*Short problem*. Keep only the lines that hold the string "Красный", filtering out the rest of the entries below.

*Task material*.
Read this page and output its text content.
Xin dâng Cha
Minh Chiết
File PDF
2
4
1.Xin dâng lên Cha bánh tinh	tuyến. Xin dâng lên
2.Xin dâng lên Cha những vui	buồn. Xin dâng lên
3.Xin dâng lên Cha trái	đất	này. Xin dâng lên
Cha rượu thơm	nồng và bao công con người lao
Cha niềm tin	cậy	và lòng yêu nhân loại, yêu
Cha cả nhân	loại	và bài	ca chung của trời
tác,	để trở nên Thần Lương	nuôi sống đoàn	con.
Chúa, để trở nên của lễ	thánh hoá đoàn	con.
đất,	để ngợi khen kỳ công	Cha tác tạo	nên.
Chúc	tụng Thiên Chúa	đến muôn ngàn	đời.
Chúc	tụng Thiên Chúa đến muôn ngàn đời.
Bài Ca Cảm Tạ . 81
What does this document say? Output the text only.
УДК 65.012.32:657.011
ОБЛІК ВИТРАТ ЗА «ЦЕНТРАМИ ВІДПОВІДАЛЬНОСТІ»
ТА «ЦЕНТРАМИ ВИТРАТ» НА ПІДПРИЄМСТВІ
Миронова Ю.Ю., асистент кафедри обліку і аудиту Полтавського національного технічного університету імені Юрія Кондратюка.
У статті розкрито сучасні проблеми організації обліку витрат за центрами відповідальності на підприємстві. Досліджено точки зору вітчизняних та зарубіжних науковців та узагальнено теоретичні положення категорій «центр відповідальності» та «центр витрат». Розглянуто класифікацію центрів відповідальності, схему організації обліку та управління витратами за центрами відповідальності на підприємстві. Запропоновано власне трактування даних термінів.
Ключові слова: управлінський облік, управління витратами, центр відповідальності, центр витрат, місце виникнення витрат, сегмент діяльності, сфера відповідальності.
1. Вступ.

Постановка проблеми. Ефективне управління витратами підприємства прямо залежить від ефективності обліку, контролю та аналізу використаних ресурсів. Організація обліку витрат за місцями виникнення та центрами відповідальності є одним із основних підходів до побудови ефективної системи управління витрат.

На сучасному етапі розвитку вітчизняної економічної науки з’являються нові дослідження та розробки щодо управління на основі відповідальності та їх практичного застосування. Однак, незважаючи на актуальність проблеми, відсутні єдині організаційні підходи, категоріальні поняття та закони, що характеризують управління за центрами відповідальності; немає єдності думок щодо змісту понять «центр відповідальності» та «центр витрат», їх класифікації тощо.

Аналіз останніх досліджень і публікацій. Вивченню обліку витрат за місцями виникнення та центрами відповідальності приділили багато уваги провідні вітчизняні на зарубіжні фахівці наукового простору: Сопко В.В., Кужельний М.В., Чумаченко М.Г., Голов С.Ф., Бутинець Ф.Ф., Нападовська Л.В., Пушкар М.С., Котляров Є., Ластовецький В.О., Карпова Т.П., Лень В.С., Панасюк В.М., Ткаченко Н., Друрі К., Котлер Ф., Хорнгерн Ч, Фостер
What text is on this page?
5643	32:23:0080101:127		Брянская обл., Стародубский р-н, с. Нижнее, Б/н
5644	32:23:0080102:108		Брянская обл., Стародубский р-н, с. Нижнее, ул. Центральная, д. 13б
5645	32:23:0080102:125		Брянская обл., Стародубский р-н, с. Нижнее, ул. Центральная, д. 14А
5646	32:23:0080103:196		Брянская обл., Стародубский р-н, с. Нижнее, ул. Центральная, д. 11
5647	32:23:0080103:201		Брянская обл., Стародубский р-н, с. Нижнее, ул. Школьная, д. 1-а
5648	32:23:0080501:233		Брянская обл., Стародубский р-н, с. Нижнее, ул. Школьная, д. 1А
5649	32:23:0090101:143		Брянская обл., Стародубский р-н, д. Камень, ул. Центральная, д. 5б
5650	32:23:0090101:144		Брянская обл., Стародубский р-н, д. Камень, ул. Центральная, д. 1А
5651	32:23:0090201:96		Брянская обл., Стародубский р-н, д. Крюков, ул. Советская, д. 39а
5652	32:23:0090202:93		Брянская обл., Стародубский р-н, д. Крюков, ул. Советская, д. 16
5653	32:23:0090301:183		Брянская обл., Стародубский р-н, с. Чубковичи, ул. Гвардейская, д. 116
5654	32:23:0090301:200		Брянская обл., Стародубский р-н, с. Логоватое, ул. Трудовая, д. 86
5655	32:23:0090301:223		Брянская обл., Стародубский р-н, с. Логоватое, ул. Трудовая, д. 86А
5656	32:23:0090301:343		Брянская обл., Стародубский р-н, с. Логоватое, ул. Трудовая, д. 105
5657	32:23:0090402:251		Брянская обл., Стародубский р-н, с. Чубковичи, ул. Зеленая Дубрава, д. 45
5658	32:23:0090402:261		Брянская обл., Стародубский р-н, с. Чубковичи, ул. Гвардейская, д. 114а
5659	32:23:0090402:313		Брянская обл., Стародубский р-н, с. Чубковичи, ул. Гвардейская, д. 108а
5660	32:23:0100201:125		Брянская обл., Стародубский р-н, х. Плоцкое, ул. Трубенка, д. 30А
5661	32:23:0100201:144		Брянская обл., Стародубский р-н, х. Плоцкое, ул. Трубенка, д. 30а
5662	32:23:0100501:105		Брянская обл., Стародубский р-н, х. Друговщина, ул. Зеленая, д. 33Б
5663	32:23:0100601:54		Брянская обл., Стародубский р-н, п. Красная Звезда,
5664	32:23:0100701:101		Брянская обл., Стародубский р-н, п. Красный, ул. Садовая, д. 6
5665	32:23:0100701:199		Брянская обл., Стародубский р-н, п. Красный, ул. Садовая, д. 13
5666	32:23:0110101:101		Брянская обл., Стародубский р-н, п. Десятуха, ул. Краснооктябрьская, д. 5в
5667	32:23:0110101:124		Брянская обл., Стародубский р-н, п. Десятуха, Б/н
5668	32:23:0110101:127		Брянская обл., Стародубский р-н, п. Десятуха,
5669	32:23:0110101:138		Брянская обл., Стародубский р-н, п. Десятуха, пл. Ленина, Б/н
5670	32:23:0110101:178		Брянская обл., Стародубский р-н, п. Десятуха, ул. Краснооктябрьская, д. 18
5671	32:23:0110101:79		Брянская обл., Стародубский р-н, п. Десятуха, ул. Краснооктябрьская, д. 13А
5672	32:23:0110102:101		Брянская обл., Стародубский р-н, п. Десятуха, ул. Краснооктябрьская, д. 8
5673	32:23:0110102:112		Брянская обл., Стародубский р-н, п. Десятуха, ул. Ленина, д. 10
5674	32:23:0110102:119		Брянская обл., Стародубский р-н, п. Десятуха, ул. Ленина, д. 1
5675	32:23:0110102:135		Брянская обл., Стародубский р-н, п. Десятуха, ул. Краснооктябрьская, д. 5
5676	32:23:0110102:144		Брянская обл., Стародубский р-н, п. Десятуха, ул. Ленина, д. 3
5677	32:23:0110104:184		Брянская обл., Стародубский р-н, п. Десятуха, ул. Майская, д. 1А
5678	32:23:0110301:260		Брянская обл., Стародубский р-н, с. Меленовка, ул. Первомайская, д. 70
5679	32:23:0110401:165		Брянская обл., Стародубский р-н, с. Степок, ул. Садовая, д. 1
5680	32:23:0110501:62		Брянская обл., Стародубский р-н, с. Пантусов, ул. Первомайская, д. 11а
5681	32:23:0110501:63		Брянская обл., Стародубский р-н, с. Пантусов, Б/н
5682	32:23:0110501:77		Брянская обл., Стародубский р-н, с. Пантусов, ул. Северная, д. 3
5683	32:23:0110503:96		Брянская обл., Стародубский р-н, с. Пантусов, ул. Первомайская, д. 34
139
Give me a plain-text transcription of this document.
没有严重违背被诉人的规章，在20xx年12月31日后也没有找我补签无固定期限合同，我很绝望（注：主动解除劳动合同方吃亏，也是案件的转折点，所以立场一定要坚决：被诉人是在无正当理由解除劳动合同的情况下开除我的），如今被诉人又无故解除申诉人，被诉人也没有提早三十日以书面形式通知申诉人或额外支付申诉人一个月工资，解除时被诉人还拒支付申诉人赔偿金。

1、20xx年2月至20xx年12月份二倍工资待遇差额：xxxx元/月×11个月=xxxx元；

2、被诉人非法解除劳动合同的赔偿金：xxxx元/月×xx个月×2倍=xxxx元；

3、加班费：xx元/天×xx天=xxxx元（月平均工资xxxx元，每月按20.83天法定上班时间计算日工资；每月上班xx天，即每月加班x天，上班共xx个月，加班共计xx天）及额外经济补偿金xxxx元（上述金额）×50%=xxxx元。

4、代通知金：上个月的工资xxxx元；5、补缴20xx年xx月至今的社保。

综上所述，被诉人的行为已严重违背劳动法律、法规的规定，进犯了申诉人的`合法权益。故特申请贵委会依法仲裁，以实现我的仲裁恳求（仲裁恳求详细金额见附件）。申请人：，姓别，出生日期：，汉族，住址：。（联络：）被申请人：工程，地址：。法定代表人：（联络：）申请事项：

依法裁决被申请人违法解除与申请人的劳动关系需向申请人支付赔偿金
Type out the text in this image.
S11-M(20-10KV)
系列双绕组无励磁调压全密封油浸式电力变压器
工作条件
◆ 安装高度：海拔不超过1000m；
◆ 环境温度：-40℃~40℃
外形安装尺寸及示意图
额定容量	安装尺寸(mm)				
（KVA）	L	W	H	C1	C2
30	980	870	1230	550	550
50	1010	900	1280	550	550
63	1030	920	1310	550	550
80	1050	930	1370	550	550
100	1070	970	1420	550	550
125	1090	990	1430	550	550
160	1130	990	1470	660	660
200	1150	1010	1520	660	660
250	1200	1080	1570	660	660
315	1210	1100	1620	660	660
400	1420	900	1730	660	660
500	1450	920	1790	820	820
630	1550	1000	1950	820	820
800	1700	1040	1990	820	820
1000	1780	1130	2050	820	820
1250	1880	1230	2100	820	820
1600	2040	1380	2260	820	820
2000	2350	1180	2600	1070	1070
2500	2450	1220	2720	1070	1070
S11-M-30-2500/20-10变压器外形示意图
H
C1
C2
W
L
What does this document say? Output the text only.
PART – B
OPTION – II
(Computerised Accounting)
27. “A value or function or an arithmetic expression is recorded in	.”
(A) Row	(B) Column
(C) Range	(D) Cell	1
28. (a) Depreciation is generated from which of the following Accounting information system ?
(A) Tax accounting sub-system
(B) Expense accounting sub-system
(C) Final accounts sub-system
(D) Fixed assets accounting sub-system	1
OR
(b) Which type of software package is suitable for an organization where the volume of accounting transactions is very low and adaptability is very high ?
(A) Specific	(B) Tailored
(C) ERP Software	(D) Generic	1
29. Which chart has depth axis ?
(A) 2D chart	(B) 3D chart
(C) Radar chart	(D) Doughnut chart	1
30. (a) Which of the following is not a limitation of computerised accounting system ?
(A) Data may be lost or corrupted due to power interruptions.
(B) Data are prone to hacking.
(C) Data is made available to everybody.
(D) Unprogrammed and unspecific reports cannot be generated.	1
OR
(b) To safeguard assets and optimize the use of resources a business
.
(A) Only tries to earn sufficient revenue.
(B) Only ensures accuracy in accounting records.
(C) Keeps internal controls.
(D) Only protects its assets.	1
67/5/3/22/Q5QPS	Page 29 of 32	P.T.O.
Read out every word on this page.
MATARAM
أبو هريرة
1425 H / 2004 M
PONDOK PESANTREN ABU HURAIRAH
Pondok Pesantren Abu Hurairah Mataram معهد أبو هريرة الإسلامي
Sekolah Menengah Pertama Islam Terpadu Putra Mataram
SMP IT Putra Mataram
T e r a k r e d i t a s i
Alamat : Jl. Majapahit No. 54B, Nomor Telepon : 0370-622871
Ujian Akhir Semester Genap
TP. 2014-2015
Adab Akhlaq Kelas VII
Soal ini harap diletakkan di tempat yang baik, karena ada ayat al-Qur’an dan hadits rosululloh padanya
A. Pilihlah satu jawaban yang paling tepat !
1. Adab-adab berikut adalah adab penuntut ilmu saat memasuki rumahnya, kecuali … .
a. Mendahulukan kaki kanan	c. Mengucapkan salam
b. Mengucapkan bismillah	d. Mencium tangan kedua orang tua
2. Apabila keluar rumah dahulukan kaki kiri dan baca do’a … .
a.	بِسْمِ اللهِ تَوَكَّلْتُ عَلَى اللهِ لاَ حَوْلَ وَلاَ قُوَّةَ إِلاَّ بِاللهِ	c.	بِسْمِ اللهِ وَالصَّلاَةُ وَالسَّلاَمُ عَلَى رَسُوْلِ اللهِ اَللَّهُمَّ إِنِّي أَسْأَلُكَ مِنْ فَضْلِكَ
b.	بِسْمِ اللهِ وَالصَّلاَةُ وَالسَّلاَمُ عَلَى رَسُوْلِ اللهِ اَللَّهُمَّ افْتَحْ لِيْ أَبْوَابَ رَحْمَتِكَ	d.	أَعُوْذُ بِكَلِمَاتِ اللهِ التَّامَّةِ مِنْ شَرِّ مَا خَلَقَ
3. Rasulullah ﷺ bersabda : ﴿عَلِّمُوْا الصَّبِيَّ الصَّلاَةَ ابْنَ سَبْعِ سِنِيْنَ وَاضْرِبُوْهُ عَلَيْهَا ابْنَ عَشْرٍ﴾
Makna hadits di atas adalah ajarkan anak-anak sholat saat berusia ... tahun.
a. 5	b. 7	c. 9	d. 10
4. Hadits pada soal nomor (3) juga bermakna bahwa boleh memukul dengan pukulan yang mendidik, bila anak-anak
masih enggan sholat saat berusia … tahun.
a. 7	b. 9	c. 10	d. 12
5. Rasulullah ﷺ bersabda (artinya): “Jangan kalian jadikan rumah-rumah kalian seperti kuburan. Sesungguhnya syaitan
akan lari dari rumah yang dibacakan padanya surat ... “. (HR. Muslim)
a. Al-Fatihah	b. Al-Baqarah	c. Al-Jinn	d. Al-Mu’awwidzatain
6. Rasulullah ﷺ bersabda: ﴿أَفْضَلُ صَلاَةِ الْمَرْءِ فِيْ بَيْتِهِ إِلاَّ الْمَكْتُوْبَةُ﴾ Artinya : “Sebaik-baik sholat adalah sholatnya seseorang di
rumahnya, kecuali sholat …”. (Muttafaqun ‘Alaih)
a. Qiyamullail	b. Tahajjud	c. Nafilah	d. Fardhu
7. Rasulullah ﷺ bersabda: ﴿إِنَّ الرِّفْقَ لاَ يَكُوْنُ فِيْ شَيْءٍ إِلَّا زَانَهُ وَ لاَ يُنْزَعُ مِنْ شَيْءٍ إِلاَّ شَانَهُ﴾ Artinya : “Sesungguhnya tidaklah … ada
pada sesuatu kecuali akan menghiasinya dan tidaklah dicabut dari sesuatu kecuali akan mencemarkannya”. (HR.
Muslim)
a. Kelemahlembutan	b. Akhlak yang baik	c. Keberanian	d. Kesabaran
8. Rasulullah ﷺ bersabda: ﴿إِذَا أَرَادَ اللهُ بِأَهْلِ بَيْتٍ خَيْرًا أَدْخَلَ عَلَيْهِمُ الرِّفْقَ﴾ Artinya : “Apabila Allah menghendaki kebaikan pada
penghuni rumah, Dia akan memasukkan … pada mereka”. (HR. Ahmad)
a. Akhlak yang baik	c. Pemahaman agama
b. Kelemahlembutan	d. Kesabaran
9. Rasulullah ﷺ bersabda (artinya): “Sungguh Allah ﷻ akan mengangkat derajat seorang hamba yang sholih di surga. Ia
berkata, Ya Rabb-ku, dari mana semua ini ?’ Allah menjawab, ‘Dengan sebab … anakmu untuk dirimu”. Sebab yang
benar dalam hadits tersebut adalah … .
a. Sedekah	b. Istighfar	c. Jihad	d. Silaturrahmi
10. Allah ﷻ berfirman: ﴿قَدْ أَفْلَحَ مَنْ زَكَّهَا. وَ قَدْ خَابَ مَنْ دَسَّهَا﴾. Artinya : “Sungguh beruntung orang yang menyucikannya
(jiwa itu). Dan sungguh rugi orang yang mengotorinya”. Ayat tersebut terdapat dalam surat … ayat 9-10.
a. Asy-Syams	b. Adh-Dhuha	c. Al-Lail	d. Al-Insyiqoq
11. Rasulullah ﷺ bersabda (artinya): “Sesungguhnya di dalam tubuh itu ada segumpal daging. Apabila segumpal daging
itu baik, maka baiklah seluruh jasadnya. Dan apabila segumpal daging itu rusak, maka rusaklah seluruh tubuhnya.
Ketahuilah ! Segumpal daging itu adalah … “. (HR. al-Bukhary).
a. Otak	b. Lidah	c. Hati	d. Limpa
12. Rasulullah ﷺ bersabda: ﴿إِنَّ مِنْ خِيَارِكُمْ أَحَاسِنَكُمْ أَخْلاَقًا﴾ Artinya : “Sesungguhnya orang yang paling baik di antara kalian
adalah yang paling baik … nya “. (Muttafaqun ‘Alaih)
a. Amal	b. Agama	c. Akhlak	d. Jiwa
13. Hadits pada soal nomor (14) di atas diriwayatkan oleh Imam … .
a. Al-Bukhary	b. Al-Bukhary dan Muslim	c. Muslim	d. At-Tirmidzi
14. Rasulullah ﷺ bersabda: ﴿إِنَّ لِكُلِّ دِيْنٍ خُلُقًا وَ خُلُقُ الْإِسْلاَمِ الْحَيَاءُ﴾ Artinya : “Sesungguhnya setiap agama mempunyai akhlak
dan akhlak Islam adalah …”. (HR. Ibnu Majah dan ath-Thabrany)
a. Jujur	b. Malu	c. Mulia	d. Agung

*Problem solution*.
5664	32:23:0100701:101		Брянская обл., Стародубский р-н, п. Красный, ул. Садовая, д. 6
5665	32:23:0100701:199		Брянская обл., Стародубский р-н, п. Красный, ул. Садовая, д. 13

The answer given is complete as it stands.